TASK OBJECTIVE:
Below are records to be output exactly, every one of them.

SOURCE DATA:

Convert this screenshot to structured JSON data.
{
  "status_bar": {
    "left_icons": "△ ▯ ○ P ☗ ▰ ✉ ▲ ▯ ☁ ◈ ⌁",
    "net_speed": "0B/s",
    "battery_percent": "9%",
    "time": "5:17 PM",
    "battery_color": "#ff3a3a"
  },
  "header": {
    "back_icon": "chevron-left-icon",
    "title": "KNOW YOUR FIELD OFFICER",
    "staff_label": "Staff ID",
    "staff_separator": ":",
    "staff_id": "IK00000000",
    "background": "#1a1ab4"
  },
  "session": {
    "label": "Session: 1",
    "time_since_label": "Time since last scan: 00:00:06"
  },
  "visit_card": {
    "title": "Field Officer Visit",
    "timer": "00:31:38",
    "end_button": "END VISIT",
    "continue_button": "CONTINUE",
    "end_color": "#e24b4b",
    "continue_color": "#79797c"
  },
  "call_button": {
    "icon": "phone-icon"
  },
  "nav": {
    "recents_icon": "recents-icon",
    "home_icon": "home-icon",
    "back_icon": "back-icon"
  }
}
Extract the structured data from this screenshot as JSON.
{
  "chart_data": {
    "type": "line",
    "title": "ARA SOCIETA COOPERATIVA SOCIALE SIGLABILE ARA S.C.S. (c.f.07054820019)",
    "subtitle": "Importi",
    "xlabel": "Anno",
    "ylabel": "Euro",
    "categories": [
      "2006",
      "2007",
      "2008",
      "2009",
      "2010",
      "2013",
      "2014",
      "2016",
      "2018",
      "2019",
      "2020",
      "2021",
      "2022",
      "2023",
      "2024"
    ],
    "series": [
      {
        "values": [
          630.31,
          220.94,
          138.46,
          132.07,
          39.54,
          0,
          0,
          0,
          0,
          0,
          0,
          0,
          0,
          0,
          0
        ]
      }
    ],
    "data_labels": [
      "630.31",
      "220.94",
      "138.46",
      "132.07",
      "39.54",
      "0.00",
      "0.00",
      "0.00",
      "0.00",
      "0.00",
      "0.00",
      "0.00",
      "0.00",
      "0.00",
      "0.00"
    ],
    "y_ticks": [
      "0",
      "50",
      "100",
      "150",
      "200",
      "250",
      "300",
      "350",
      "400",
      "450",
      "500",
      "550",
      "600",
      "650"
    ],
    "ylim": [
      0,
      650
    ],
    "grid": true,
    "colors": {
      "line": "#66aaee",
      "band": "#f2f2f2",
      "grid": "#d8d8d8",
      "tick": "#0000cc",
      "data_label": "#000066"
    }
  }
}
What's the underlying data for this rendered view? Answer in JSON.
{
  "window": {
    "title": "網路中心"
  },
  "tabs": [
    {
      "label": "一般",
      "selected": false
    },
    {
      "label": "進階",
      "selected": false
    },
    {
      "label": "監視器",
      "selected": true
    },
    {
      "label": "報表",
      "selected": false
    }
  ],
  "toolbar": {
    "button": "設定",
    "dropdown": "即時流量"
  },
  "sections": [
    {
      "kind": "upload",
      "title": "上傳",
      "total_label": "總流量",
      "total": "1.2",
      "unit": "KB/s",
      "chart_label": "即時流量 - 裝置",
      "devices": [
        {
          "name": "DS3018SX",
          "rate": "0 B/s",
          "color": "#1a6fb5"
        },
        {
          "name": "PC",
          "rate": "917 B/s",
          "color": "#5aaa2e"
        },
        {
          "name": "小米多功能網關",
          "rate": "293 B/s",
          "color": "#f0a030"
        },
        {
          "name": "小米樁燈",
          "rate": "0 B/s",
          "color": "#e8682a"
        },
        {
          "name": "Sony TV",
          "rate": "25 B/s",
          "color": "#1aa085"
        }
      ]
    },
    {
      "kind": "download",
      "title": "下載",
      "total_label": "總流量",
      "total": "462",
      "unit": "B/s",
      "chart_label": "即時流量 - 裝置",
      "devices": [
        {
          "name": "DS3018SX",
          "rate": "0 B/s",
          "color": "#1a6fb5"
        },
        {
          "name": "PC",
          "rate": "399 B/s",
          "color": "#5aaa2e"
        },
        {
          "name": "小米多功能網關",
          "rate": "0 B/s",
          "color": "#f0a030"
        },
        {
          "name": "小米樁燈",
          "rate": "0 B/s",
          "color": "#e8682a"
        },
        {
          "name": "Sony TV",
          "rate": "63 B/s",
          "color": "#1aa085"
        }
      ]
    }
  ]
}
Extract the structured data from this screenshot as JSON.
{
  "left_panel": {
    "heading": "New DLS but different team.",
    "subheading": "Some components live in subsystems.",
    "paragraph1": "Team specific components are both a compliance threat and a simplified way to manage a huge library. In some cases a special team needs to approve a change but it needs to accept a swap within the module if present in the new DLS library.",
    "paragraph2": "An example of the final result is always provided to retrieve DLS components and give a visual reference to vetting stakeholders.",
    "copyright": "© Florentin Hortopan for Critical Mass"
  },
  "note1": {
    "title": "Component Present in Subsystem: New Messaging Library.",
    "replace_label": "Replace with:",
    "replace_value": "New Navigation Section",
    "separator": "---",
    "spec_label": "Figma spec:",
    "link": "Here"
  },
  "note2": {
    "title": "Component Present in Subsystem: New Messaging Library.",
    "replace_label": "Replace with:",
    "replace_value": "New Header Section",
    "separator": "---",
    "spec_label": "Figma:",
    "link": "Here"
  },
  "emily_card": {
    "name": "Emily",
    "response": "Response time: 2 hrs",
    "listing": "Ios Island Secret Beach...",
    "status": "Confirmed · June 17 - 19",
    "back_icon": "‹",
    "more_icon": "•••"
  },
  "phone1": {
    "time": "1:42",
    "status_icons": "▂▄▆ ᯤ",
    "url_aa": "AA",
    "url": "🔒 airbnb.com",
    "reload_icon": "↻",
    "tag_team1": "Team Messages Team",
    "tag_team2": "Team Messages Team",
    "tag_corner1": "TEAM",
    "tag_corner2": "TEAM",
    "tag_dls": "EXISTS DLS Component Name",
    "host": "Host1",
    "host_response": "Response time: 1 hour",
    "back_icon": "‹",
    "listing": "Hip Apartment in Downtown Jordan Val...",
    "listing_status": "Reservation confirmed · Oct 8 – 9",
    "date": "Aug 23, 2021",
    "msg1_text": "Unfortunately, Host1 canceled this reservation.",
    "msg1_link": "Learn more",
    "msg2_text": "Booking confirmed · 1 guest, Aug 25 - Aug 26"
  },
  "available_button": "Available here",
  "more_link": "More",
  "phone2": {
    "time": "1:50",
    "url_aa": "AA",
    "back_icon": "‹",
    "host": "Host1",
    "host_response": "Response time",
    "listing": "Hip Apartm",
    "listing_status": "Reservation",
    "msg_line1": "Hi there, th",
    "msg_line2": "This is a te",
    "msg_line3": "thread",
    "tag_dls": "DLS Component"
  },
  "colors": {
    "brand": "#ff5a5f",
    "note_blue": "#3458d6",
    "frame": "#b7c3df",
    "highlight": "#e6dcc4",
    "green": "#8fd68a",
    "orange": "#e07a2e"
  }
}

ANSWER:
Convert this screenshot to structured JSON data.
{
  "status_bar": {
    "left_icons": "△ ▯ ○ P ☗ ▰ ✉ ▲ ▯ ☁ ◈ ⌁",
    "net_speed": "0B/s",
    "battery_percent": "9%",
    "time": "5:17 PM",
    "battery_color": "#ff3a3a"
  },
  "header": {
    "back_icon": "chevron-left-icon",
    "title": "KNOW YOUR FIELD OFFICER",
    "staff_label": "Staff ID",
    "staff_separator": ":",
    "staff_id": "IK00000000",
    "background": "#1a1ab4"
  },
  "session": {
    "label": "Session: 1",
    "time_since_label": "Time since last scan: 00:00:06"
  },
  "visit_card": {
    "title": "Field Officer Visit",
    "timer": "00:31:38",
    "end_button": "END VISIT",
    "continue_button": "CONTINUE",
    "end_color": "#e24b4b",
    "continue_color": "#79797c"
  },
  "call_button": {
    "icon": "phone-icon"
  },
  "nav": {
    "recents_icon": "recents-icon",
    "home_icon": "home-icon",
    "back_icon": "back-icon"
  }
}
Extract the structured data from this screenshot as JSON.
{
  "chart_data": {
    "type": "line",
    "title": "ARA SOCIETA COOPERATIVA SOCIALE SIGLABILE ARA S.C.S. (c.f.07054820019)",
    "subtitle": "Importi",
    "xlabel": "Anno",
    "ylabel": "Euro",
    "categories": [
      "2006",
      "2007",
      "2008",
      "2009",
      "2010",
      "2013",
      "2014",
      "2016",
      "2018",
      "2019",
      "2020",
      "2021",
      "2022",
      "2023",
      "2024"
    ],
    "series": [
      {
        "values": [
          630.31,
          220.94,
          138.46,
          132.07,
          39.54,
          0,
          0,
          0,
          0,
          0,
          0,
          0,
          0,
          0,
          0
        ]
      }
    ],
    "data_labels": [
      "630.31",
      "220.94",
      "138.46",
      "132.07",
      "39.54",
      "0.00",
      "0.00",
      "0.00",
      "0.00",
      "0.00",
      "0.00",
      "0.00",
      "0.00",
      "0.00",
      "0.00"
    ],
    "y_ticks": [
      "0",
      "50",
      "100",
      "150",
      "200",
      "250",
      "300",
      "350",
      "400",
      "450",
      "500",
      "550",
      "600",
      "650"
    ],
    "ylim": [
      0,
      650
    ],
    "grid": true,
    "colors": {
      "line": "#66aaee",
      "band": "#f2f2f2",
      "grid": "#d8d8d8",
      "tick": "#0000cc",
      "data_label": "#000066"
    }
  }
}
What's the underlying data for this rendered view? Answer in JSON.
{
  "window": {
    "title": "網路中心"
  },
  "tabs": [
    {
      "label": "一般",
      "selected": false
    },
    {
      "label": "進階",
      "selected": false
    },
    {
      "label": "監視器",
      "selected": true
    },
    {
      "label": "報表",
      "selected": false
    }
  ],
  "toolbar": {
    "button": "設定",
    "dropdown": "即時流量"
  },
  "sections": [
    {
      "kind": "upload",
      "title": "上傳",
      "total_label": "總流量",
      "total": "1.2",
      "unit": "KB/s",
      "chart_label": "即時流量 - 裝置",
      "devices": [
        {
          "name": "DS3018SX",
          "rate": "0 B/s",
          "color": "#1a6fb5"
        },
        {
          "name": "PC",
          "rate": "917 B/s",
          "color": "#5aaa2e"
        },
        {
          "name": "小米多功能網關",
          "rate": "293 B/s",
          "color": "#f0a030"
        },
        {
          "name": "小米樁燈",
          "rate": "0 B/s",
          "color": "#e8682a"
        },
        {
          "name": "Sony TV",
          "rate": "25 B/s",
          "color": "#1aa085"
        }
      ]
    },
    {
      "kind": "download",
      "title": "下載",
      "total_label": "總流量",
      "total": "462",
      "unit": "B/s",
      "chart_label": "即時流量 - 裝置",
      "devices": [
        {
          "name": "DS3018SX",
          "rate": "0 B/s",
          "color": "#1a6fb5"
        },
        {
          "name": "PC",
          "rate": "399 B/s",
          "color": "#5aaa2e"
        },
        {
          "name": "小米多功能網關",
          "rate": "0 B/s",
          "color": "#f0a030"
        },
        {
          "name": "小米樁燈",
          "rate": "0 B/s",
          "color": "#e8682a"
        },
        {
          "name": "Sony TV",
          "rate": "63 B/s",
          "color": "#1aa085"
        }
      ]
    }
  ]
}
Extract the structured data from this screenshot as JSON.
{
  "left_panel": {
    "heading": "New DLS but different team.",
    "subheading": "Some components live in subsystems.",
    "paragraph1": "Team specific components are both a compliance threat and a simplified way to manage a huge library. In some cases a special team needs to approve a change but it needs to accept a swap within the module if present in the new DLS library.",
    "paragraph2": "An example of the final result is always provided to retrieve DLS components and give a visual reference to vetting stakeholders.",
    "copyright": "© Florentin Hortopan for Critical Mass"
  },
  "note1": {
    "title": "Component Present in Subsystem: New Messaging Library.",
    "replace_label": "Replace with:",
    "replace_value": "New Navigation Section",
    "separator": "---",
    "spec_label": "Figma spec:",
    "link": "Here"
  },
  "note2": {
    "title": "Component Present in Subsystem: New Messaging Library.",
    "replace_label": "Replace with:",
    "replace_value": "New Header Section",
    "separator": "---",
    "spec_label": "Figma:",
    "link": "Here"
  },
  "emily_card": {
    "name": "Emily",
    "response": "Response time: 2 hrs",
    "listing": "Ios Island Secret Beach...",
    "status": "Confirmed · June 17 - 19",
    "back_icon": "‹",
    "more_icon": "•••"
  },
  "phone1": {
    "time": "1:42",
    "status_icons": "▂▄▆ ᯤ",
    "url_aa": "AA",
    "url": "🔒 airbnb.com",
    "reload_icon": "↻",
    "tag_team1": "Team Messages Team",
    "tag_team2": "Team Messages Team",
    "tag_corner1": "TEAM",
    "tag_corner2": "TEAM",
    "tag_dls": "EXISTS DLS Component Name",
    "host": "Host1",
    "host_response": "Response time: 1 hour",
    "back_icon": "‹",
    "listing": "Hip Apartment in Downtown Jordan Val...",
    "listing_status": "Reservation confirmed · Oct 8 – 9",
    "date": "Aug 23, 2021",
    "msg1_text": "Unfortunately, Host1 canceled this reservation.",
    "msg1_link": "Learn more",
    "msg2_text": "Booking confirmed · 1 guest, Aug 25 - Aug 26"
  },
  "available_button": "Available here",
  "more_link": "More",
  "phone2": {
    "time": "1:50",
    "url_aa": "AA",
    "back_icon": "‹",
    "host": "Host1",
    "host_response": "Response time",
    "listing": "Hip Apartm",
    "listing_status": "Reservation",
    "msg_line1": "Hi there, th",
    "msg_line2": "This is a te",
    "msg_line3": "thread",
    "tag_dls": "DLS Component"
  },
  "colors": {
    "brand": "#ff5a5f",
    "note_blue": "#3458d6",
    "frame": "#b7c3df",
    "highlight": "#e6dcc4",
    "green": "#8fd68a",
    "orange": "#e07a2e"
  }
}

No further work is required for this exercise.